Input |
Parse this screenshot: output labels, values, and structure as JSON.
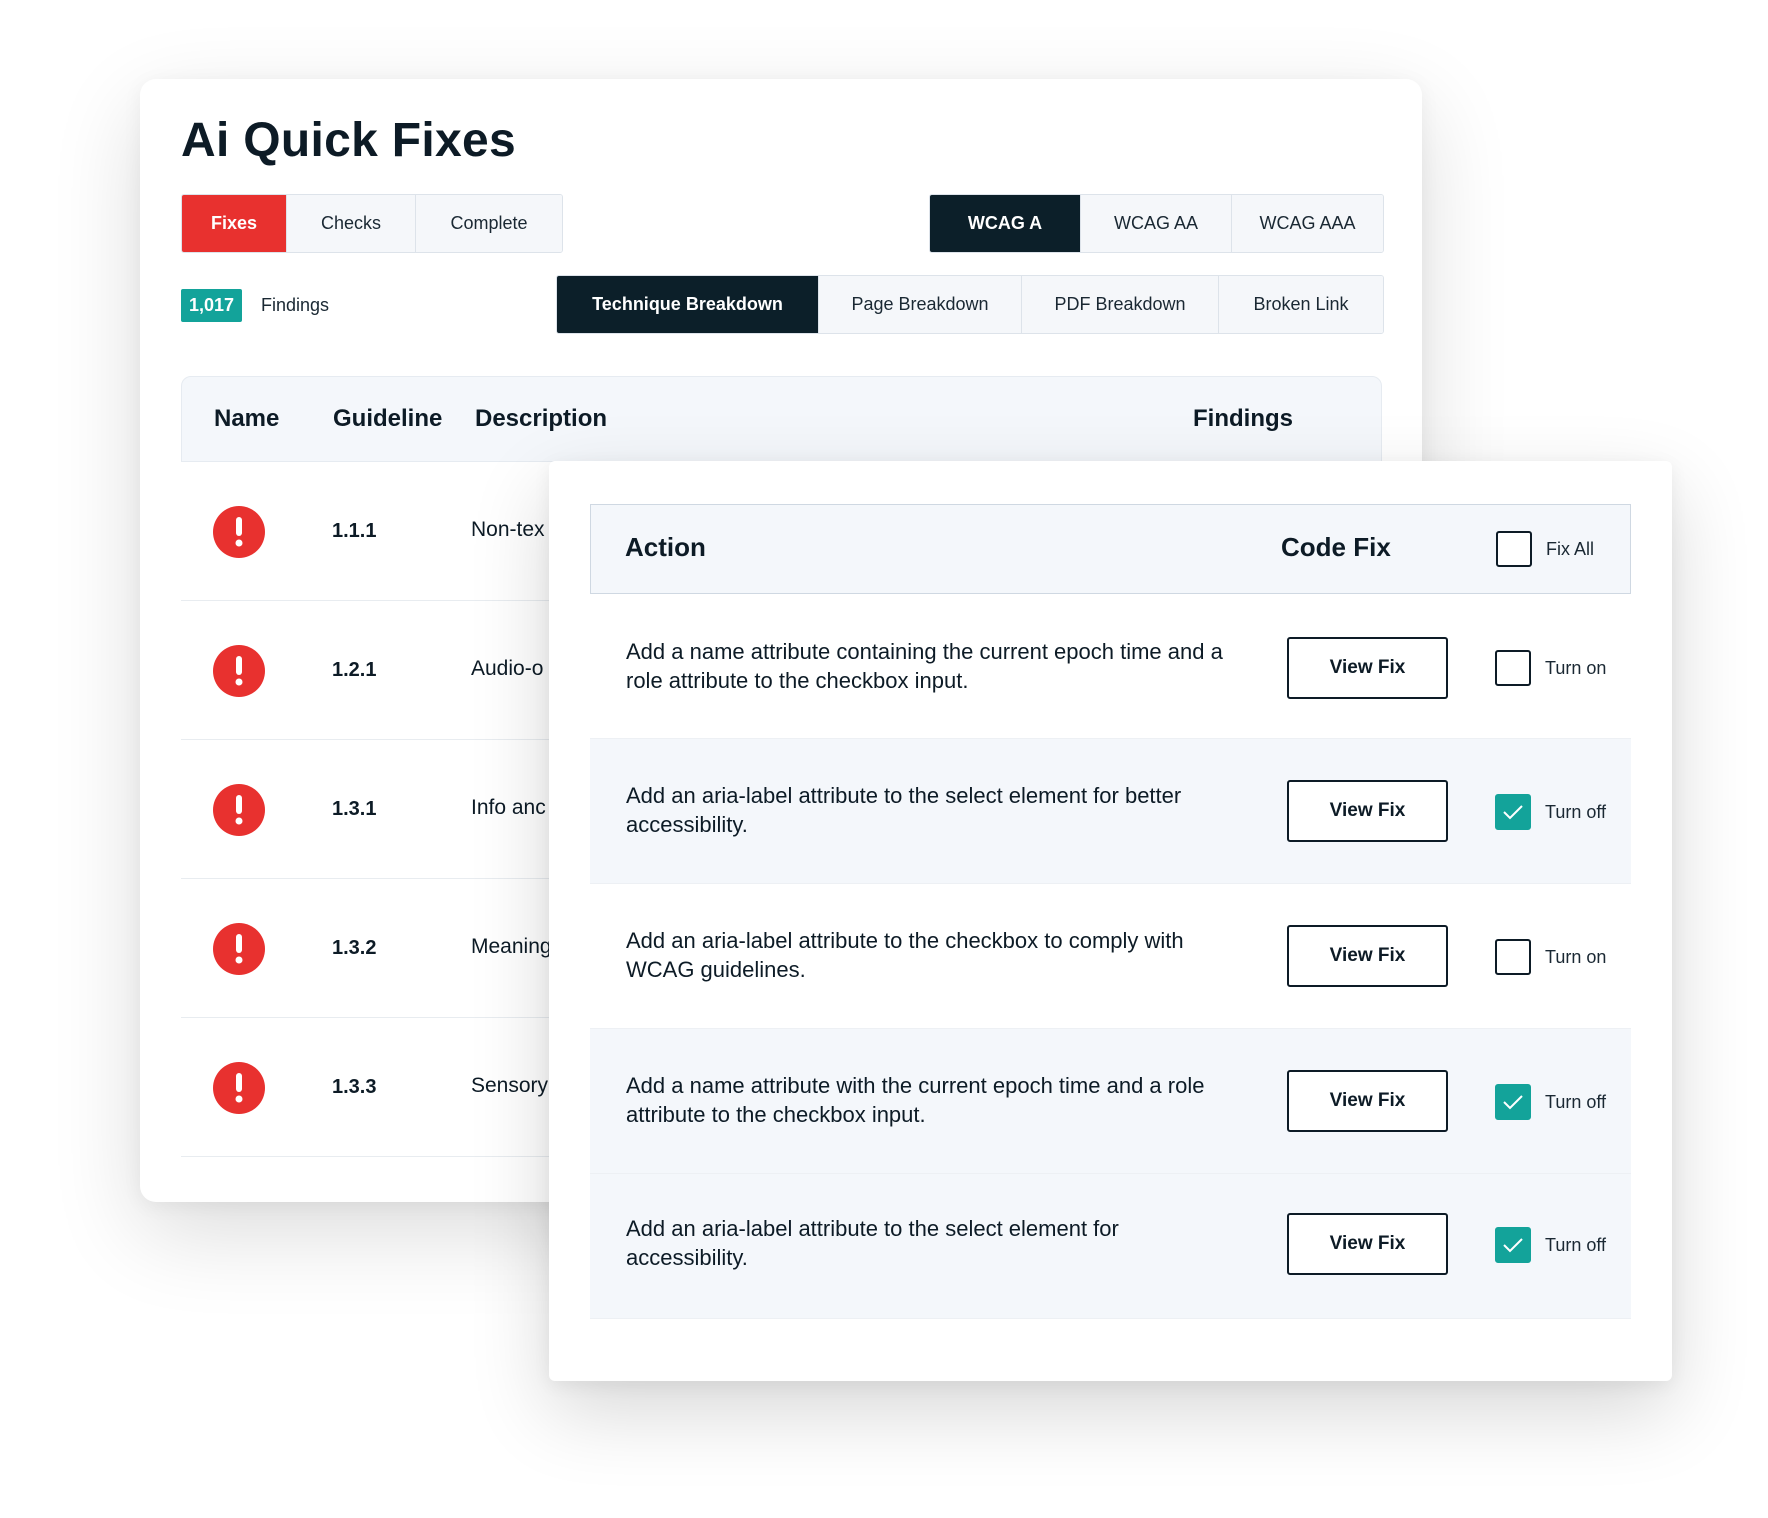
{
  "title": "Ai Quick Fixes",
  "status_tabs": [
    "Fixes",
    "Checks",
    "Complete"
  ],
  "wcag_tabs": [
    "WCAG A",
    "WCAG AA",
    "WCAG AAA"
  ],
  "findings": {
    "count": "1,017",
    "label": "Findings"
  },
  "breakdown_tabs": [
    "Technique Breakdown",
    "Page Breakdown",
    "PDF Breakdown",
    "Broken Link"
  ],
  "table": {
    "headers": {
      "name": "Name",
      "guideline": "Guideline",
      "description": "Description",
      "findings": "Findings"
    },
    "rows": [
      {
        "guideline": "1.1.1",
        "description": "Non-tex"
      },
      {
        "guideline": "1.2.1",
        "description": "Audio-o"
      },
      {
        "guideline": "1.3.1",
        "description": "Info anc"
      },
      {
        "guideline": "1.3.2",
        "description": "Meaning"
      },
      {
        "guideline": "1.3.3",
        "description": "Sensory"
      }
    ]
  },
  "fix_panel": {
    "headers": {
      "action": "Action",
      "code_fix": "Code Fix",
      "fix_all": "Fix All"
    },
    "fix_all_checked": false,
    "button_label": "View Fix",
    "rows": [
      {
        "action": "Add a name attribute containing the current epoch time and a role attribute to the checkbox input.",
        "checked": false,
        "toggle_label": "Turn on"
      },
      {
        "action": "Add an aria-label attribute to the select element for better accessibility.",
        "checked": true,
        "toggle_label": "Turn off"
      },
      {
        "action": "Add an aria-label attribute to the checkbox to comply with WCAG guidelines.",
        "checked": false,
        "toggle_label": "Turn on"
      },
      {
        "action": "Add a name attribute with the current epoch time and a role attribute to the checkbox input.",
        "checked": true,
        "toggle_label": "Turn off"
      },
      {
        "action": "Add an aria-label attribute to the select element for accessibility.",
        "checked": true,
        "toggle_label": "Turn off"
      }
    ]
  },
  "colors": {
    "accent_red": "#e8312f",
    "accent_teal": "#13a39a",
    "dark": "#0c1f29"
  },
  "icons": {
    "row_status": "alert-icon",
    "check": "checkmark-icon"
  }
}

Aim of the task | Your copy should match the records word for word, with the pictures removed.

Worked solution |
Parse this screenshot: output labels, values, and structure as JSON.
{
  "title": "Ai Quick Fixes",
  "status_tabs": [
    "Fixes",
    "Checks",
    "Complete"
  ],
  "wcag_tabs": [
    "WCAG A",
    "WCAG AA",
    "WCAG AAA"
  ],
  "findings": {
    "count": "1,017",
    "label": "Findings"
  },
  "breakdown_tabs": [
    "Technique Breakdown",
    "Page Breakdown",
    "PDF Breakdown",
    "Broken Link"
  ],
  "table": {
    "headers": {
      "name": "Name",
      "guideline": "Guideline",
      "description": "Description",
      "findings": "Findings"
    },
    "rows": [
      {
        "guideline": "1.1.1",
        "description": "Non-tex"
      },
      {
        "guideline": "1.2.1",
        "description": "Audio-o"
      },
      {
        "guideline": "1.3.1",
        "description": "Info anc"
      },
      {
        "guideline": "1.3.2",
        "description": "Meaning"
      },
      {
        "guideline": "1.3.3",
        "description": "Sensory"
      }
    ]
  },
  "fix_panel": {
    "headers": {
      "action": "Action",
      "code_fix": "Code Fix",
      "fix_all": "Fix All"
    },
    "fix_all_checked": false,
    "button_label": "View Fix",
    "rows": [
      {
        "action": "Add a name attribute containing the current epoch time and a role attribute to the checkbox input.",
        "checked": false,
        "toggle_label": "Turn on"
      },
      {
        "action": "Add an aria-label attribute to the select element for better accessibility.",
        "checked": true,
        "toggle_label": "Turn off"
      },
      {
        "action": "Add an aria-label attribute to the checkbox to comply with WCAG guidelines.",
        "checked": false,
        "toggle_label": "Turn on"
      },
      {
        "action": "Add a name attribute with the current epoch time and a role attribute to the checkbox input.",
        "checked": true,
        "toggle_label": "Turn off"
      },
      {
        "action": "Add an aria-label attribute to the select element for accessibility.",
        "checked": true,
        "toggle_label": "Turn off"
      }
    ]
  },
  "colors": {
    "accent_red": "#e8312f",
    "accent_teal": "#13a39a",
    "dark": "#0c1f29"
  },
  "icons": {
    "row_status": "alert-icon",
    "check": "checkmark-icon"
  }
}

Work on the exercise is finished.